Write out again, word for word, the lines below from the start of the records through the line containing "step-title: Step 7（A", including that line.

- Recorded data:
········

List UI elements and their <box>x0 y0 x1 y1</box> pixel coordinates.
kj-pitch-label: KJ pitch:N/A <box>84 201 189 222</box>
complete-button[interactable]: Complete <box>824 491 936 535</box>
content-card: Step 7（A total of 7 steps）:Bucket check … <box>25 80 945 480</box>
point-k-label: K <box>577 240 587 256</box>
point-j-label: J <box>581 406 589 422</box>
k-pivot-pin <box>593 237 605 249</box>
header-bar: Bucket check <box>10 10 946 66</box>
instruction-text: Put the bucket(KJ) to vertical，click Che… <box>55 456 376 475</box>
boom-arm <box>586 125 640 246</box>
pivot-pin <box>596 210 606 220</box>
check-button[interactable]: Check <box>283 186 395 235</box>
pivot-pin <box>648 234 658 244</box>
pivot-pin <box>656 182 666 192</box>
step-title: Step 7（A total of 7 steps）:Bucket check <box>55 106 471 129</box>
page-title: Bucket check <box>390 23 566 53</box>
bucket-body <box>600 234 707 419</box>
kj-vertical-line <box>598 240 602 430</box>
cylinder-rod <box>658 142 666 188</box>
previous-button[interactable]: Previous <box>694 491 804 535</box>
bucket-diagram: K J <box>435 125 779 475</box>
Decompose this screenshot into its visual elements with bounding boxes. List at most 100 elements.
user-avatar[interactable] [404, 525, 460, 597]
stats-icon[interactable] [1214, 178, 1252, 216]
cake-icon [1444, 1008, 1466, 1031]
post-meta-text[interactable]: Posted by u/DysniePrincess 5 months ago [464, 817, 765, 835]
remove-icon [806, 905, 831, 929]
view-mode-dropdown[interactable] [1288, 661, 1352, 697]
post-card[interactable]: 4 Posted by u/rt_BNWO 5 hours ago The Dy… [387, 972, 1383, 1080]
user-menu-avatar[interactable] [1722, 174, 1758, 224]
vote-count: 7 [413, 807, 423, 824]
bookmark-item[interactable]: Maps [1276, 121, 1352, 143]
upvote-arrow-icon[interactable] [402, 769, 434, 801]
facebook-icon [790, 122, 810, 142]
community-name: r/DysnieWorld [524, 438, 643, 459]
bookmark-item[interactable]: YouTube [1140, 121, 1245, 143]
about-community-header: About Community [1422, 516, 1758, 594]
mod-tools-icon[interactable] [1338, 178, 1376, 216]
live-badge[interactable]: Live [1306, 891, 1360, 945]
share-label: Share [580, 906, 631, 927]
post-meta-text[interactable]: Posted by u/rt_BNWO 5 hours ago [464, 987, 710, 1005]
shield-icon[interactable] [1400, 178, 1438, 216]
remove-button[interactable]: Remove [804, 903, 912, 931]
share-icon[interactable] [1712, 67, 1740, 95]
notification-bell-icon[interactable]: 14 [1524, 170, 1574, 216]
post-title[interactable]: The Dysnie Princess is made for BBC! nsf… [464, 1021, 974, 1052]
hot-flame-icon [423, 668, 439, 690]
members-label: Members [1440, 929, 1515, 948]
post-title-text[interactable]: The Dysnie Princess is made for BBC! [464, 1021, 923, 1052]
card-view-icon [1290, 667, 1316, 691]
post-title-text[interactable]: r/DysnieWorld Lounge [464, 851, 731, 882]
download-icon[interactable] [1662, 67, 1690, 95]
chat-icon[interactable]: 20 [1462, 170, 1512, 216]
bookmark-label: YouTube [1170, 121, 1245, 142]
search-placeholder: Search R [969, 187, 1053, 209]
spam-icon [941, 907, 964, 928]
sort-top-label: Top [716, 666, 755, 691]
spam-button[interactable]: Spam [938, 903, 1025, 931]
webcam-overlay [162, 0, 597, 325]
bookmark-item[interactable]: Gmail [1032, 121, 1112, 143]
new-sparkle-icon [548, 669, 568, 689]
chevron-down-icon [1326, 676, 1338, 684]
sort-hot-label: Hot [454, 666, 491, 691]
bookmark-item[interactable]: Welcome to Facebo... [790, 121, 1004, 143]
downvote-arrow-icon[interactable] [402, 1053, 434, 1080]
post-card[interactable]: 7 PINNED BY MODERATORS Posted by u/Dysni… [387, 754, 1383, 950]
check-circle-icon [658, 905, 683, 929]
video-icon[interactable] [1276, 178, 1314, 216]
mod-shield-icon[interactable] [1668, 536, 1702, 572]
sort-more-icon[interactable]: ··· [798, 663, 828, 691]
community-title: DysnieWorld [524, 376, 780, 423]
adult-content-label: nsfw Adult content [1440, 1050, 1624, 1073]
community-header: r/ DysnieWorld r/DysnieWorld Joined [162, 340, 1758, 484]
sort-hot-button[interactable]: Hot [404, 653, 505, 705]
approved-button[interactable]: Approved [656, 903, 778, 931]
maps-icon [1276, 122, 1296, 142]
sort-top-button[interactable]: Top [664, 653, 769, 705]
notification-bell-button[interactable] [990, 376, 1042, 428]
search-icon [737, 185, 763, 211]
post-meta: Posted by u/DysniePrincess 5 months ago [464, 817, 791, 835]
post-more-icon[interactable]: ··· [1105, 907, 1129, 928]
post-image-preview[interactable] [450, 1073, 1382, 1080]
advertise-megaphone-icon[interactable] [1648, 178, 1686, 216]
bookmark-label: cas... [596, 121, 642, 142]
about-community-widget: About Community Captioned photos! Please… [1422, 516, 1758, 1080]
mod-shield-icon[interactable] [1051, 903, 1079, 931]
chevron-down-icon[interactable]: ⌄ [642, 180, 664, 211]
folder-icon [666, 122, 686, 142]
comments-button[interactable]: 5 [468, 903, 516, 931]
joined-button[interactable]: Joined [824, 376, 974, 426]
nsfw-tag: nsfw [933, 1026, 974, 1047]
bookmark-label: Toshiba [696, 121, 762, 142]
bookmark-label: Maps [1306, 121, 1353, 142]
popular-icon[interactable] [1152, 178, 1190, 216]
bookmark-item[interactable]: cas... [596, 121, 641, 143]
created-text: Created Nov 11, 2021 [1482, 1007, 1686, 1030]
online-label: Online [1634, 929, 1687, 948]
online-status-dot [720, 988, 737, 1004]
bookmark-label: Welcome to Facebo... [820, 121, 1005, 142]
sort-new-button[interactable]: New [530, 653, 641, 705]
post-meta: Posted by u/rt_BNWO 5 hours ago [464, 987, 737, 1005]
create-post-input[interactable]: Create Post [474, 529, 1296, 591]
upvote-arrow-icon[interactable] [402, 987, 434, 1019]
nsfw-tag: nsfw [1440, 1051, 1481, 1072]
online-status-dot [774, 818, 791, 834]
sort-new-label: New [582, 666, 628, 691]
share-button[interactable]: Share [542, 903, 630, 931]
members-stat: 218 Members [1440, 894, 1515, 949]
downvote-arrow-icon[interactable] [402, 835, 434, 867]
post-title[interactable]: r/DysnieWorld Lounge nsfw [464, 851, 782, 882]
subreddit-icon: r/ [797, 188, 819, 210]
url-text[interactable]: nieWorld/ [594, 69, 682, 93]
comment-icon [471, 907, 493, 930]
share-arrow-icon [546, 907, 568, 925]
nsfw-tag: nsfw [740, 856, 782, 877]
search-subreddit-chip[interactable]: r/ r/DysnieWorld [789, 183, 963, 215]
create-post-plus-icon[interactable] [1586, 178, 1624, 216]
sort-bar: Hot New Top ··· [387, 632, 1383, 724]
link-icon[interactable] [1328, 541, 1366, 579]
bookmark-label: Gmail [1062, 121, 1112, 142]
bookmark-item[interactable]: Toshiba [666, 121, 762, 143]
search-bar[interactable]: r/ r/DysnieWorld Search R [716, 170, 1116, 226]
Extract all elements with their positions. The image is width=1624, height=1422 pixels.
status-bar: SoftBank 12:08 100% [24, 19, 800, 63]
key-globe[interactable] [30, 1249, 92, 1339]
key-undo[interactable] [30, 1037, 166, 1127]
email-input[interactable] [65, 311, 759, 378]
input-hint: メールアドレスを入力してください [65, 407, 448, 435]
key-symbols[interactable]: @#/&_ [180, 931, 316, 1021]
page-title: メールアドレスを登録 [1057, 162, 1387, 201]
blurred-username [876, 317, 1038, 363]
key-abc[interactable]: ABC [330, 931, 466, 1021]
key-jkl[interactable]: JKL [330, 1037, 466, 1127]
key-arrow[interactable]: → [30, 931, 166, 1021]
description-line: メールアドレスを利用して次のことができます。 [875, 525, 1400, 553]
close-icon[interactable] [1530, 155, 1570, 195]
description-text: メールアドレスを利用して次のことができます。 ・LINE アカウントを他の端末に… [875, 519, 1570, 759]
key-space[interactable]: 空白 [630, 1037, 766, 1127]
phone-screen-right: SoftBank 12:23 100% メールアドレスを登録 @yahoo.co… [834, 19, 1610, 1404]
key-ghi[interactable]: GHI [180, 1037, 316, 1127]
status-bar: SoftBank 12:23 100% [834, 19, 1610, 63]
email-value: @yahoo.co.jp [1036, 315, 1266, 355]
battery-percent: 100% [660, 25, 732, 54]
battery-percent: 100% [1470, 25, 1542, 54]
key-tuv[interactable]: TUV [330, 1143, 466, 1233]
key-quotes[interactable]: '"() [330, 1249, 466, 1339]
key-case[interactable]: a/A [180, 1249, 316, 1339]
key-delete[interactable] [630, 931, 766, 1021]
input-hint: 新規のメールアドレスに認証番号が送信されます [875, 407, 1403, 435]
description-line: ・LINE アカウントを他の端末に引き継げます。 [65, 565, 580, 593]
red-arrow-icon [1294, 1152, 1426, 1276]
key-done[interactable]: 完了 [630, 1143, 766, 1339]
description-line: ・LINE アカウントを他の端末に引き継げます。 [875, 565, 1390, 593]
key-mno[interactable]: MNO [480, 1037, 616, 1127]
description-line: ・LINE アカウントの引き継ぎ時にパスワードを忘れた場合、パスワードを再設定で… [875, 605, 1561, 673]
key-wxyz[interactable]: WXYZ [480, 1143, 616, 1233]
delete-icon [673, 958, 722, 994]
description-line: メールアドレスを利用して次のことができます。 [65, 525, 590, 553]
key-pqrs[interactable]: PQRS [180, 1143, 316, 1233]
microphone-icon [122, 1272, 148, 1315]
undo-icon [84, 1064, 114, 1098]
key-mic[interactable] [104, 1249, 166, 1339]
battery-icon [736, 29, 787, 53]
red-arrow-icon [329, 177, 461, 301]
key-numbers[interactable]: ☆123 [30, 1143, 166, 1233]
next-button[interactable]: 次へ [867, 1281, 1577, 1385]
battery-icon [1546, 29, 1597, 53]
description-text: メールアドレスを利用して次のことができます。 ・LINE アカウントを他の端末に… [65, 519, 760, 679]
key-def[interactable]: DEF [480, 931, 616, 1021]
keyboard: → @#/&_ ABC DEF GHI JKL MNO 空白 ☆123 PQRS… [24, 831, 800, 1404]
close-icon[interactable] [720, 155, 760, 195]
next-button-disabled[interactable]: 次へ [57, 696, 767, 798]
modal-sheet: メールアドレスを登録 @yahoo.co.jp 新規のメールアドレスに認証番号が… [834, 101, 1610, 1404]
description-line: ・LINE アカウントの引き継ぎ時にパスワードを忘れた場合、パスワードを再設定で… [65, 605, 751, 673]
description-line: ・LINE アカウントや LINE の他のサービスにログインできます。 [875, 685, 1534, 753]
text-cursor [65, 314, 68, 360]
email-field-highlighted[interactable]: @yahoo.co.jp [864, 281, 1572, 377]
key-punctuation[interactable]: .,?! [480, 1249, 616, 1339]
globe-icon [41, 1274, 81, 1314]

········

- Final result:
List UI elements and their <box>x0 y0 x1 y1</box> pixel coordinates.
kj-pitch-label: KJ pitch:N/A <box>84 201 189 222</box>
complete-button[interactable]: Complete <box>824 491 936 535</box>
content-card: Step 7（A total of 7 steps）:Bucket check … <box>25 80 945 480</box>
point-k-label: K <box>577 240 587 256</box>
point-j-label: J <box>581 406 589 422</box>
k-pivot-pin <box>593 237 605 249</box>
header-bar: Bucket check <box>10 10 946 66</box>
instruction-text: Put the bucket(KJ) to vertical，click Che… <box>55 456 376 475</box>
boom-arm <box>586 125 640 246</box>
pivot-pin <box>596 210 606 220</box>
check-button[interactable]: Check <box>283 186 395 235</box>
pivot-pin <box>648 234 658 244</box>
pivot-pin <box>656 182 666 192</box>
step-title: Step 7（A total of 7 steps）:Bucket check <box>55 106 471 129</box>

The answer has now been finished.